## WHAT YOU NEED TO DO
Check each line of the material below for the string "Full", then report how many lines have it, and nothing else.

— Start —

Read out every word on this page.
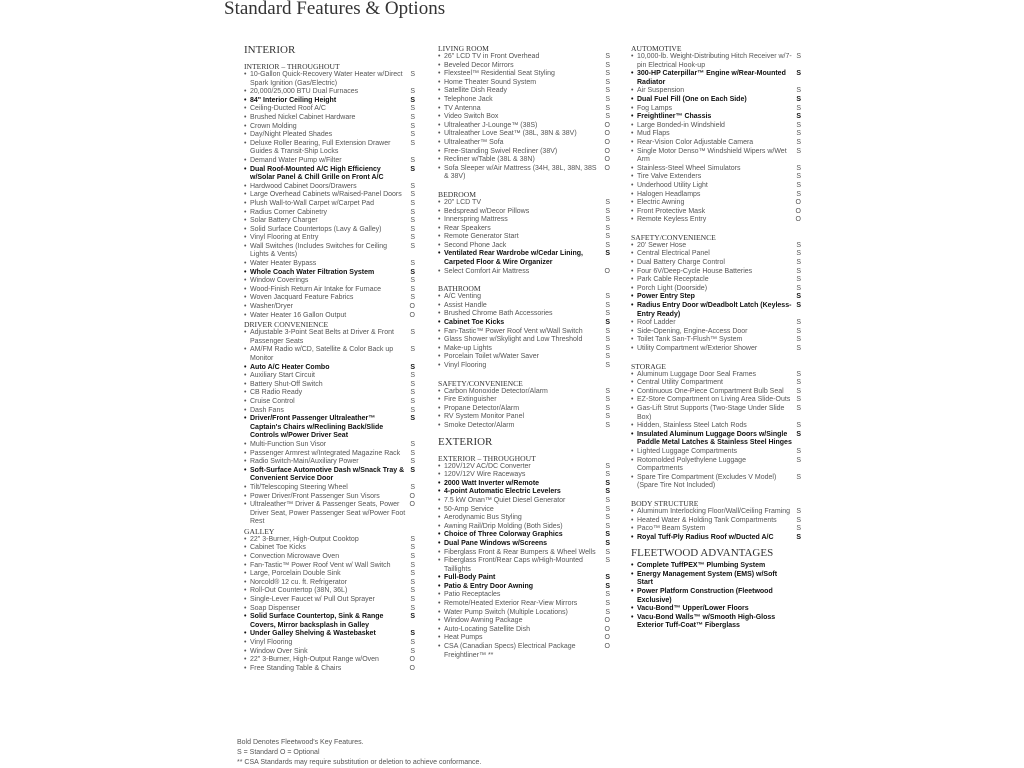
Standard Features & Options
INTERIOR
INTERIOR – THROUGHOUT
• 10-Gallon Quick-Recovery Water Heater w/Direct Spark Ignition (Gas/Electric)
S
• 20,000/25,000 BTU Dual Furnaces	S
• 84" Interior Ceiling Height	S
• Ceiling-Ducted Roof A/C	S
• Brushed Nickel Cabinet Hardware	S
• Crown Molding	S
• Day/Night Pleated Shades	S
• Deluxe Roller Bearing, Full Extension Drawer Guides & Transit-Ship Locks
S
• Demand Water Pump w/Filter	S
• Dual Roof-Mounted A/C High Efficiency w/Solar Panel & Chill Grille on Front A/C
S
• Hardwood Cabinet Doors/Drawers	S
• Large Overhead Cabinets w/Raised-Panel Doors	S
• Plush Wall-to-Wall Carpet w/Carpet Pad	S
• Radius Corner Cabinetry	S
• Solar Battery Charger	S
• Solid Surface Countertops (Lavy & Galley)	S
• Vinyl Flooring at Entry	S
• Wall Switches (Includes Switches for Ceiling Lights & Vents)
S
• Water Heater Bypass	S
• Whole Coach Water Filtration System	S
• Window Coverings	S
• Wood-Finish Return Air Intake for Furnace	S
• Woven Jacquard Feature Fabrics	S
• Washer/Dryer	O
• Water Heater 16 Gallon Output	O
DRIVER CONVENIENCE
• Adjustable 3-Point Seat Belts at Driver & Front Passenger Seats
S
• AM/FM Radio w/CD, Satellite & Color Back up Monitor
S
• Auto A/C Heater Combo	S
• Auxiliary Start Circuit	S
• Battery Shut-Off Switch	S
• CB Radio Ready	S
• Cruise Control	S
• Dash Fans	S
• Driver/Front Passenger Ultraleather™ Captain's Chairs w/Reclining Back/Slide Controls w/Power Driver Seat
S
• Multi-Function Sun Visor	S
• Passenger Armrest w/Integrated Magazine Rack	S
• Radio Switch-Main/Auxiliary Power	S
• Soft-Surface Automotive Dash w/Snack Tray & Convenient Service Door
S
• Tilt/Telescoping Steering Wheel	S
• Power Driver/Front Passenger Sun Visors	O
• Ultraleather™ Driver & Passenger Seats, Power Driver Seat, Power Passenger Seat w/Power Foot Rest
O
GALLEY
• 22" 3-Burner, High-Output Cooktop	S
• Cabinet Toe Kicks	S
• Convection Microwave Oven	S
• Fan-Tastic™ Power Roof Vent w/ Wall Switch	S
• Large, Porcelain Double Sink	S
• Norcold® 12 cu. ft. Refrigerator	S
• Roll-Out Countertop (38N, 36L)	S
• Single-Lever Faucet w/ Pull Out Sprayer	S
• Soap Dispenser	S
• Solid Surface Countertop, Sink & Range Covers, Mirror backsplash in Galley
S
• Under Galley Shelving & Wastebasket	S
• Vinyl Flooring	S
• Window Over Sink	S
• 22" 3-Burner, High-Output Range w/Oven	O
• Free Standing Table & Chairs	O
LIVING ROOM
• 26" LCD TV in Front Overhead	S
• Beveled Decor Mirrors	S
• Flexsteel™ Residential Seat Styling	S
• Home Theater Sound System	S
• Satellite Dish Ready	S
• Telephone Jack	S
• TV Antenna	S
• Video Switch Box	S
• Ultraleather J-Lounge™ (38S)	O
• Ultraleather Love Seat™ (38L, 38N & 38V)	O
• Ultraleather™ Sofa	O
• Free-Standing Swivel Recliner (38V)	O
• Recliner w/Table (38L & 38N)	O
• Sofa Sleeper w/Air Mattress (34H, 38L, 38N, 38S & 38V)
O
BEDROOM
• 20" LCD TV	S
• Bedspread w/Decor Pillows	S
• Innerspring Mattress	S
• Rear Speakers	S
• Remote Generator Start	S
• Second Phone Jack	S
• Ventilated Rear Wardrobe w/Cedar Lining, Carpeted Floor & Wire Organizer
S
• Select Comfort Air Mattress	O
BATHROOM
• A/C Venting	S
• Assist Handle	S
• Brushed Chrome Bath Accessories	S
• Cabinet Toe Kicks	S
• Fan-Tastic™ Power Roof Vent w/Wall Switch	S
• Glass Shower w/Skylight and Low Threshold	S
• Make-up Lights	S
• Porcelain Toilet w/Water Saver	S
• Vinyl Flooring	S
SAFETY/CONVENIENCE
• Carbon Monoxide Detector/Alarm	S
• Fire Extinguisher	S
• Propane Detector/Alarm	S
• RV System Monitor Panel	S
• Smoke Detector/Alarm	S
EXTERIOR
EXTERIOR – THROUGHOUT
• 120V/12V AC/DC Converter	S
• 120V/12V Wire Raceways	S
• 2000 Watt Inverter w/Remote	S
• 4-point Automatic Electric Levelers	S
• 7.5 kW Onan™ Quiet Diesel Generator	S
• 50-Amp Service	S
• Aerodynamic Bus Styling	S
• Awning Rail/Drip Molding (Both Sides)	S
• Choice of Three Colorway Graphics	S
• Dual Pane Windows w/Screens	S
• Fiberglass Front & Rear Bumpers & Wheel Wells	S
• Fiberglass Front/Rear Caps w/High-Mounted Taillights
S
• Full-Body Paint	S
• Patio & Entry Door Awning	S
• Patio Receptacles	S
• Remote/Heated Exterior Rear-View Mirrors	S
• Water Pump Switch (Multiple Locations)	S
• Window Awning Package	O
• Auto-Locating Satellite Dish	O
• Heat Pumps	O
• CSA (Canadian Specs) Electrical Package Freightliner™ **
O
AUTOMOTIVE
• 10,000-lb. Weight-Distributing Hitch Receiver w/7-pin Electrical Hook-up
S
• 300-HP Caterpillar™ Engine w/Rear-Mounted Radiator
S
• Air Suspension	S
• Dual Fuel Fill (One on Each Side)	S
• Fog Lamps	S
• Freightliner™ Chassis	S
• Large Bonded-in Windshield	S
• Mud Flaps	S
• Rear-Vision Color Adjustable Camera	S
• Single Motor Denso™ Windshield Wipers w/Wet Arm
S
• Stainless-Steel Wheel Simulators	S
• Tire Valve Extenders	S
• Underhood Utility Light	S
• Halogen Headlamps	S
• Electric Awning	O
• Front Protective Mask	O
• Remote Keyless Entry	O
SAFETY/CONVENIENCE
• 20' Sewer Hose	S
• Central Electrical Panel	S
• Dual Battery Charge Control	S
• Four 6V/Deep-Cycle House Batteries	S
• Park Cable Receptacle	S
• Porch Light (Doorside)	S
• Power Entry Step	S
• Radius Entry Door w/Deadbolt Latch (Keyless-Entry Ready)
S
• Roof Ladder	S
• Side-Opening, Engine-Access Door	S
• Toilet Tank San-T-Flush™ System	S
• Utility Compartment w/Exterior Shower	S
STORAGE
• Aluminum Luggage Door Seal Frames	S
• Central Utility Compartment	S
• Continuous One-Piece Compartment Bulb Seal	S
• EZ-Store Compartment on Living Area Slide-Outs S
• Gas-Lift Strut Supports (Two-Stage Under Slide Box)
S
• Hidden, Stainless Steel Latch Rods	S
• Insulated Aluminum Luggage Doors w/Single Paddle Metal Latches & Stainless Steel Hinges
S
• Lighted Luggage Compartments	S
• Rotomolded Polyethylene Luggage Compartments
S
• Spare Tire Compartment (Excludes V Model) (Spare Tire Not Included)
S
BODY STRUCTURE
• Aluminum Interlocking Floor/Wall/Ceiling Framing S
• Heated Water & Holding Tank Compartments	S
• Paco™ Beam System	S
• Royal Tuff-Ply Radius Roof w/Ducted A/C	S
FLEETWOOD ADVANTAGES
• Complete TuffPEX™ Plumbing System
• Energy Management System (EMS) w/Soft Start
• Power Platform Construction (Fleetwood Exclusive)
• Vacu-Bond™ Upper/Lower Floors
• Vacu-Bond Walls™ w/Smooth High-Gloss Exterior Tuff-Coat™ Fiberglass
Bold Denotes Fleetwood's Key Features.
S = Standard O = Optional
** CSA Standards may require substitution or deletion to achieve conformance.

— End —

## SOLUTION FOR THIS TASK
2